» **Work to complete**
Return the count of lines that mention "CLOSE", with no other words.

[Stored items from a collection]
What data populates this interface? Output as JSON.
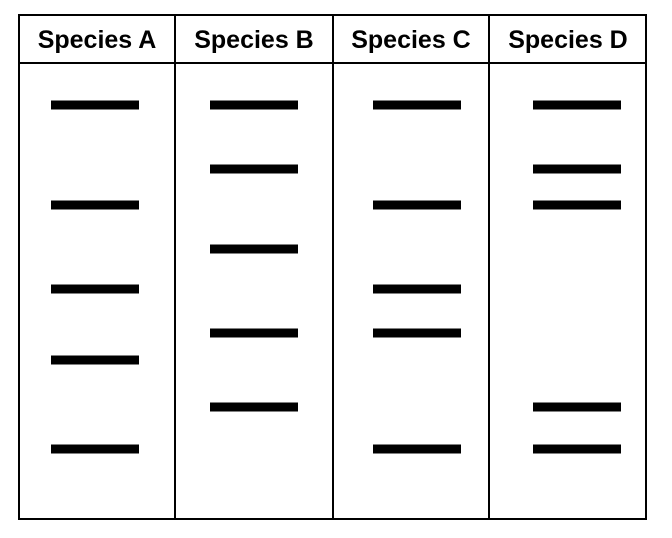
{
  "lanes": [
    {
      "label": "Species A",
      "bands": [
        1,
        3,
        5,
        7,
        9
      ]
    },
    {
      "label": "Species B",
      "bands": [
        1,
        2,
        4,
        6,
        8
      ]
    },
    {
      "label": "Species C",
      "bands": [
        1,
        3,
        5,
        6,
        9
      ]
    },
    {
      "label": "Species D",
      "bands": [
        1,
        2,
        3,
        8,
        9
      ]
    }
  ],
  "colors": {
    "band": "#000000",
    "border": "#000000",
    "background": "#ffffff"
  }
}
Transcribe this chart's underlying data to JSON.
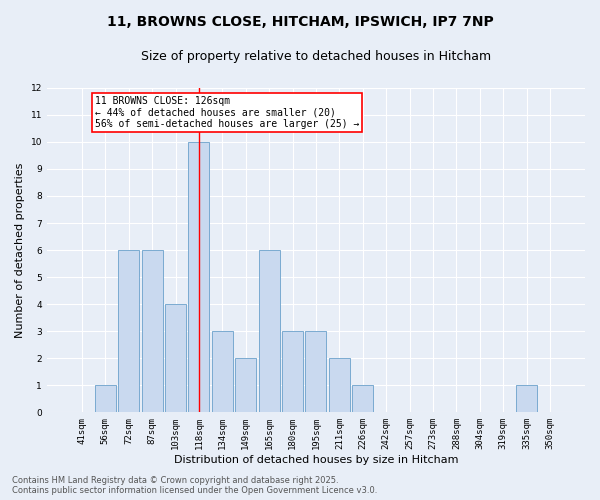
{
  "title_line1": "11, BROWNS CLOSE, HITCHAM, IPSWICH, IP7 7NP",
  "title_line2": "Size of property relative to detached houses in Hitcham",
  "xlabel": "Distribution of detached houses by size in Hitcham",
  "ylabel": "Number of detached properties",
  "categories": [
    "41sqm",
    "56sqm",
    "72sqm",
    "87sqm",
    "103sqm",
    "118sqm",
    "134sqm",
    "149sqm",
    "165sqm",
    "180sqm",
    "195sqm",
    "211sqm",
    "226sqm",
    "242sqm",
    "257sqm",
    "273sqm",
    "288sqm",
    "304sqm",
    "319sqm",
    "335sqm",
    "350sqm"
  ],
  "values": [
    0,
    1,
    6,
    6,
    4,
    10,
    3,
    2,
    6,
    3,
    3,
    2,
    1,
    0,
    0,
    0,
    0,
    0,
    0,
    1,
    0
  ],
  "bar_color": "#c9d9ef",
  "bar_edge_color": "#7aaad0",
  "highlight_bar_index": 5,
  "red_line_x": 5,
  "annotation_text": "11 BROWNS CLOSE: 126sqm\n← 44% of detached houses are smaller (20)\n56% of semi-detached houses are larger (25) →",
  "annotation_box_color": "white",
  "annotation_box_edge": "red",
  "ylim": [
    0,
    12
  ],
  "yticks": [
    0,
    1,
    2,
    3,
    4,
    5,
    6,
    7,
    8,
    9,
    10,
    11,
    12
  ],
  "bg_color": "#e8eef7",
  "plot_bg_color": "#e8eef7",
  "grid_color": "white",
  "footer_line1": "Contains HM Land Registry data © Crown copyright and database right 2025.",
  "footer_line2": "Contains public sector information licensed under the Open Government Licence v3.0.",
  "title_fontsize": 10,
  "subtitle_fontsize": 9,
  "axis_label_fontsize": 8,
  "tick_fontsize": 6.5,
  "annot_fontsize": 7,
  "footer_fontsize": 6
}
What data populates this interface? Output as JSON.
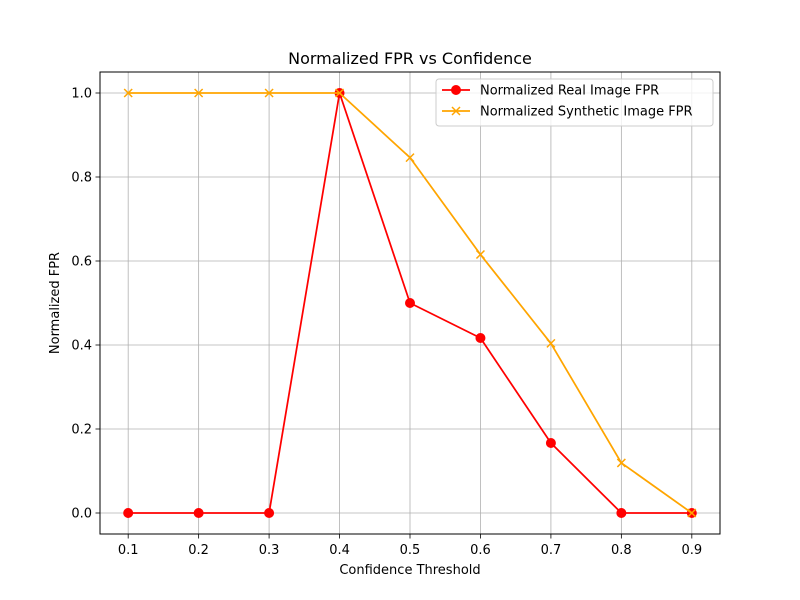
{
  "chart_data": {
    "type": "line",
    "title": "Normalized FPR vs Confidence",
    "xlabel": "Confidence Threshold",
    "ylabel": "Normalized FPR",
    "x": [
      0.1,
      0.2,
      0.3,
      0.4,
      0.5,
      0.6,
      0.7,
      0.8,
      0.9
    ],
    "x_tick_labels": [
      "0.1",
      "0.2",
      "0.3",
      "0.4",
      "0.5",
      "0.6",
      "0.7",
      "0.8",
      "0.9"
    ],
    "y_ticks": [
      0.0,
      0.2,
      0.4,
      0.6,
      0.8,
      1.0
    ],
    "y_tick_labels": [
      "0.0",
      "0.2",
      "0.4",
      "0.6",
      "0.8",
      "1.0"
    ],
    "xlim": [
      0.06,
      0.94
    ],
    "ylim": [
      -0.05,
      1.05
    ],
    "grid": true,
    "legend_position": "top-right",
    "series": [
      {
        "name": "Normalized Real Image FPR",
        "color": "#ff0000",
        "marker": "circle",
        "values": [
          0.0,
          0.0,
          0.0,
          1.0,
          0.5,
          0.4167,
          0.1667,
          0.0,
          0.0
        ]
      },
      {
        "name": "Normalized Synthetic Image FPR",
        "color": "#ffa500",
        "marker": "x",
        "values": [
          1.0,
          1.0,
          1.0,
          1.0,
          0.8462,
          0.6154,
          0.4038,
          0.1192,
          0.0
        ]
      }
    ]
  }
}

» **Answer to the task**
2